▸ Stated goal: Every entry must be duplicated precisely as written.

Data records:

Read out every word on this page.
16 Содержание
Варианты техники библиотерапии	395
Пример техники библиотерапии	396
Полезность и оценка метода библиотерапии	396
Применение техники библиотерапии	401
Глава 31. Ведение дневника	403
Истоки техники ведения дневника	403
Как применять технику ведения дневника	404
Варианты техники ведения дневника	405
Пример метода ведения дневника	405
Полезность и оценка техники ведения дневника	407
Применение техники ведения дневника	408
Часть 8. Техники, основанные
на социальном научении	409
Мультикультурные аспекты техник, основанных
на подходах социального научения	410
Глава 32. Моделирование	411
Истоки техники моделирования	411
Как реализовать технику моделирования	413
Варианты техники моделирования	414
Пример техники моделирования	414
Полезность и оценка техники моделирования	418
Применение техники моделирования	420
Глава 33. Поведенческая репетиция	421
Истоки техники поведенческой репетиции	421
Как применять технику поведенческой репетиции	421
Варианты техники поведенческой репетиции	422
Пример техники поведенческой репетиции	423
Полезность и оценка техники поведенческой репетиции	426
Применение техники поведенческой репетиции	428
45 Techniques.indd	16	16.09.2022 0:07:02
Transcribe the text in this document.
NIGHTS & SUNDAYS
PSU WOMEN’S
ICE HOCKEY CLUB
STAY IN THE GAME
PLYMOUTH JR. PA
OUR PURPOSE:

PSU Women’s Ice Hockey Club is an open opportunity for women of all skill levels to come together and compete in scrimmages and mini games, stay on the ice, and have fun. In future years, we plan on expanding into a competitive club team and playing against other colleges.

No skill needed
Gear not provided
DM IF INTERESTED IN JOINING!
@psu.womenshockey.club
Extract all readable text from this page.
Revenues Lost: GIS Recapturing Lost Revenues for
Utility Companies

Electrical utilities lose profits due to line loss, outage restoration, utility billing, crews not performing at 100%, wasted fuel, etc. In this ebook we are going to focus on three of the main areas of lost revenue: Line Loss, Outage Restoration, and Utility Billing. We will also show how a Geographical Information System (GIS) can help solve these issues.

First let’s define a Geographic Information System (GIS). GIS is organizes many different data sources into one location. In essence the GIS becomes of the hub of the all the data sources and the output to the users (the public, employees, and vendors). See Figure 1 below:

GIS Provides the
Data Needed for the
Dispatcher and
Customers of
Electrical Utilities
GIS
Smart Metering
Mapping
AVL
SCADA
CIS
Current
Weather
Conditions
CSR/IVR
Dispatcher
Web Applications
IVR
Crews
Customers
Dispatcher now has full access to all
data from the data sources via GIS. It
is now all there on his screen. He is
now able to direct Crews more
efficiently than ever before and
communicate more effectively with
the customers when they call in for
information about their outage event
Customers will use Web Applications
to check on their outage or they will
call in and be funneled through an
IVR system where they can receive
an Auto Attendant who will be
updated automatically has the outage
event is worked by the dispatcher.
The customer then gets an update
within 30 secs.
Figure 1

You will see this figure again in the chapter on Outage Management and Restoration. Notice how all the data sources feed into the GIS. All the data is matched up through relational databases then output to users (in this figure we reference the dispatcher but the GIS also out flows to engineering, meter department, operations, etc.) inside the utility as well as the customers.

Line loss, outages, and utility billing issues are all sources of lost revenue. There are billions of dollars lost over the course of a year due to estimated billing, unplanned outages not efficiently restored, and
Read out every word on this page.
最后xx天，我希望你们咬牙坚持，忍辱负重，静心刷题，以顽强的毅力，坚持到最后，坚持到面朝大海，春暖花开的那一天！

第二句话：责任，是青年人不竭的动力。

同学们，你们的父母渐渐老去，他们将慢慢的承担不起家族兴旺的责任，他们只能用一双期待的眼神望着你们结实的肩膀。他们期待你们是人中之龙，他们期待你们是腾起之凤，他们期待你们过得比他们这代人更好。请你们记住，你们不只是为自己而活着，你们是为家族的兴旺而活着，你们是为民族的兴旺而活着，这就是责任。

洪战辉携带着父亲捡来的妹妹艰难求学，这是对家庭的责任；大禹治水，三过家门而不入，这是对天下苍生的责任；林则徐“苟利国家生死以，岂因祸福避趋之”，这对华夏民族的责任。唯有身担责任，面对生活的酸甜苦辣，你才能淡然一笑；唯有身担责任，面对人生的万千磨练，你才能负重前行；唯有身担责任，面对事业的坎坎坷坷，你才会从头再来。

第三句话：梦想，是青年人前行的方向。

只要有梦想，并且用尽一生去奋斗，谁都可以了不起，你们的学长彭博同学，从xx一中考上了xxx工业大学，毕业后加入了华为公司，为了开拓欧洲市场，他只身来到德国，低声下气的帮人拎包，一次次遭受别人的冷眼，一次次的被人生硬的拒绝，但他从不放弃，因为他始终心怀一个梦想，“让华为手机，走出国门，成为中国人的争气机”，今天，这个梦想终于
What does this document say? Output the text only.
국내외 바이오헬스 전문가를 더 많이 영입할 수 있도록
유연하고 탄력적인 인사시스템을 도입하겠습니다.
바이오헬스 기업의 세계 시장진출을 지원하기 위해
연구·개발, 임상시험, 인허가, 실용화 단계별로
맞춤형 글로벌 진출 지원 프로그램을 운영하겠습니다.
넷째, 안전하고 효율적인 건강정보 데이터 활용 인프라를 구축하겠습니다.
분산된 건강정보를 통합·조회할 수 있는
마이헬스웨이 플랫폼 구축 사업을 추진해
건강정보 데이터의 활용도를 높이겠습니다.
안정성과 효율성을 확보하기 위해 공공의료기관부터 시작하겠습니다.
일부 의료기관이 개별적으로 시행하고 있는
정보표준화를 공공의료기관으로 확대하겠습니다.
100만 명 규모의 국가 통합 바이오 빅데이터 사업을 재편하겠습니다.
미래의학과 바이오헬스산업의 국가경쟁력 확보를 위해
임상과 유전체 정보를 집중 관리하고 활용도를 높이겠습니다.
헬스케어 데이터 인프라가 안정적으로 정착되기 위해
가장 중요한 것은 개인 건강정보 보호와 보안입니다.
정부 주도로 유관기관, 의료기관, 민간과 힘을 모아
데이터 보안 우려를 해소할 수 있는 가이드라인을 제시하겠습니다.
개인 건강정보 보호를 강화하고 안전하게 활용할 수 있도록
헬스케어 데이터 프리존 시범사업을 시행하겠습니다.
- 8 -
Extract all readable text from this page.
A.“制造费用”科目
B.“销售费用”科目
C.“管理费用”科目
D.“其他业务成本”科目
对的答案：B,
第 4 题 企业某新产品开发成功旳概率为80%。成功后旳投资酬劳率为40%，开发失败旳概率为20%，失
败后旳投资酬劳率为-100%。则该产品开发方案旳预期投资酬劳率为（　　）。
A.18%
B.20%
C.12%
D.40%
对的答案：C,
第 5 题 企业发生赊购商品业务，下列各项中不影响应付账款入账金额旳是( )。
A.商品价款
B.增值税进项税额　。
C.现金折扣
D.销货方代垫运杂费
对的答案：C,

▸ Solved problem:
Read out every word on this page.
16 Содержание
Варианты техники библиотерапии	395
Пример техники библиотерапии	396
Полезность и оценка метода библиотерапии	396
Применение техники библиотерапии	401
Глава 31. Ведение дневника	403
Истоки техники ведения дневника	403
Как применять технику ведения дневника	404
Варианты техники ведения дневника	405
Пример метода ведения дневника	405
Полезность и оценка техники ведения дневника	407
Применение техники ведения дневника	408
Часть 8. Техники, основанные
на социальном научении	409
Мультикультурные аспекты техник, основанных
на подходах социального научения	410
Глава 32. Моделирование	411
Истоки техники моделирования	411
Как реализовать технику моделирования	413
Варианты техники моделирования	414
Пример техники моделирования	414
Полезность и оценка техники моделирования	418
Применение техники моделирования	420
Глава 33. Поведенческая репетиция	421
Истоки техники поведенческой репетиции	421
Как применять технику поведенческой репетиции	421
Варианты техники поведенческой репетиции	422
Пример техники поведенческой репетиции	423
Полезность и оценка техники поведенческой репетиции	426
Применение техники поведенческой репетиции	428
45 Techniques.indd	16	16.09.2022 0:07:02
Transcribe the text in this document.
NIGHTS & SUNDAYS
PSU WOMEN’S
ICE HOCKEY CLUB
STAY IN THE GAME
PLYMOUTH JR. PA
OUR PURPOSE:

PSU Women’s Ice Hockey Club is an open opportunity for women of all skill levels to come together and compete in scrimmages and mini games, stay on the ice, and have fun. In future years, we plan on expanding into a competitive club team and playing against other colleges.

No skill needed
Gear not provided
DM IF INTERESTED IN JOINING!
@psu.womenshockey.club
Extract all readable text from this page.
Revenues Lost: GIS Recapturing Lost Revenues for
Utility Companies

Electrical utilities lose profits due to line loss, outage restoration, utility billing, crews not performing at 100%, wasted fuel, etc. In this ebook we are going to focus on three of the main areas of lost revenue: Line Loss, Outage Restoration, and Utility Billing. We will also show how a Geographical Information System (GIS) can help solve these issues.

First let’s define a Geographic Information System (GIS). GIS is organizes many different data sources into one location. In essence the GIS becomes of the hub of the all the data sources and the output to the users (the public, employees, and vendors). See Figure 1 below:

GIS Provides the
Data Needed for the
Dispatcher and
Customers of
Electrical Utilities
GIS
Smart Metering
Mapping
AVL
SCADA
CIS
Current
Weather
Conditions
CSR/IVR
Dispatcher
Web Applications
IVR
Crews
Customers
Dispatcher now has full access to all
data from the data sources via GIS. It
is now all there on his screen. He is
now able to direct Crews more
efficiently than ever before and
communicate more effectively with
the customers when they call in for
information about their outage event
Customers will use Web Applications
to check on their outage or they will
call in and be funneled through an
IVR system where they can receive
an Auto Attendant who will be
updated automatically has the outage
event is worked by the dispatcher.
The customer then gets an update
within 30 secs.
Figure 1

You will see this figure again in the chapter on Outage Management and Restoration. Notice how all the data sources feed into the GIS. All the data is matched up through relational databases then output to users (in this figure we reference the dispatcher but the GIS also out flows to engineering, meter department, operations, etc.) inside the utility as well as the customers.

Line loss, outages, and utility billing issues are all sources of lost revenue. There are billions of dollars lost over the course of a year due to estimated billing, unplanned outages not efficiently restored, and
Read out every word on this page.
最后xx天，我希望你们咬牙坚持，忍辱负重，静心刷题，以顽强的毅力，坚持到最后，坚持到面朝大海，春暖花开的那一天！

第二句话：责任，是青年人不竭的动力。

同学们，你们的父母渐渐老去，他们将慢慢的承担不起家族兴旺的责任，他们只能用一双期待的眼神望着你们结实的肩膀。他们期待你们是人中之龙，他们期待你们是腾起之凤，他们期待你们过得比他们这代人更好。请你们记住，你们不只是为自己而活着，你们是为家族的兴旺而活着，你们是为民族的兴旺而活着，这就是责任。

洪战辉携带着父亲捡来的妹妹艰难求学，这是对家庭的责任；大禹治水，三过家门而不入，这是对天下苍生的责任；林则徐“苟利国家生死以，岂因祸福避趋之”，这对华夏民族的责任。唯有身担责任，面对生活的酸甜苦辣，你才能淡然一笑；唯有身担责任，面对人生的万千磨练，你才能负重前行；唯有身担责任，面对事业的坎坎坷坷，你才会从头再来。

第三句话：梦想，是青年人前行的方向。

只要有梦想，并且用尽一生去奋斗，谁都可以了不起，你们的学长彭博同学，从xx一中考上了xxx工业大学，毕业后加入了华为公司，为了开拓欧洲市场，他只身来到德国，低声下气的帮人拎包，一次次遭受别人的冷眼，一次次的被人生硬的拒绝，但他从不放弃，因为他始终心怀一个梦想，“让华为手机，走出国门，成为中国人的争气机”，今天，这个梦想终于
What does this document say? Output the text only.
국내외 바이오헬스 전문가를 더 많이 영입할 수 있도록
유연하고 탄력적인 인사시스템을 도입하겠습니다.
바이오헬스 기업의 세계 시장진출을 지원하기 위해
연구·개발, 임상시험, 인허가, 실용화 단계별로
맞춤형 글로벌 진출 지원 프로그램을 운영하겠습니다.
넷째, 안전하고 효율적인 건강정보 데이터 활용 인프라를 구축하겠습니다.
분산된 건강정보를 통합·조회할 수 있는
마이헬스웨이 플랫폼 구축 사업을 추진해
건강정보 데이터의 활용도를 높이겠습니다.
안정성과 효율성을 확보하기 위해 공공의료기관부터 시작하겠습니다.
일부 의료기관이 개별적으로 시행하고 있는
정보표준화를 공공의료기관으로 확대하겠습니다.
100만 명 규모의 국가 통합 바이오 빅데이터 사업을 재편하겠습니다.
미래의학과 바이오헬스산업의 국가경쟁력 확보를 위해
임상과 유전체 정보를 집중 관리하고 활용도를 높이겠습니다.
헬스케어 데이터 인프라가 안정적으로 정착되기 위해
가장 중요한 것은 개인 건강정보 보호와 보안입니다.
정부 주도로 유관기관, 의료기관, 민간과 힘을 모아
데이터 보안 우려를 해소할 수 있는 가이드라인을 제시하겠습니다.
개인 건강정보 보호를 강화하고 안전하게 활용할 수 있도록
헬스케어 데이터 프리존 시범사업을 시행하겠습니다.
- 8 -
Extract all readable text from this page.
A.“制造费用”科目
B.“销售费用”科目
C.“管理费用”科目
D.“其他业务成本”科目
对的答案：B,
第 4 题 企业某新产品开发成功旳概率为80%。成功后旳投资酬劳率为40%，开发失败旳概率为20%，失
败后旳投资酬劳率为-100%。则该产品开发方案旳预期投资酬劳率为（　　）。
A.18%
B.20%
C.12%
D.40%
对的答案：C,
第 5 题 企业发生赊购商品业务，下列各项中不影响应付账款入账金额旳是( )。
A.商品价款
B.增值税进项税额　。
C.现金折扣
D.销货方代垫运杂费
对的答案：C,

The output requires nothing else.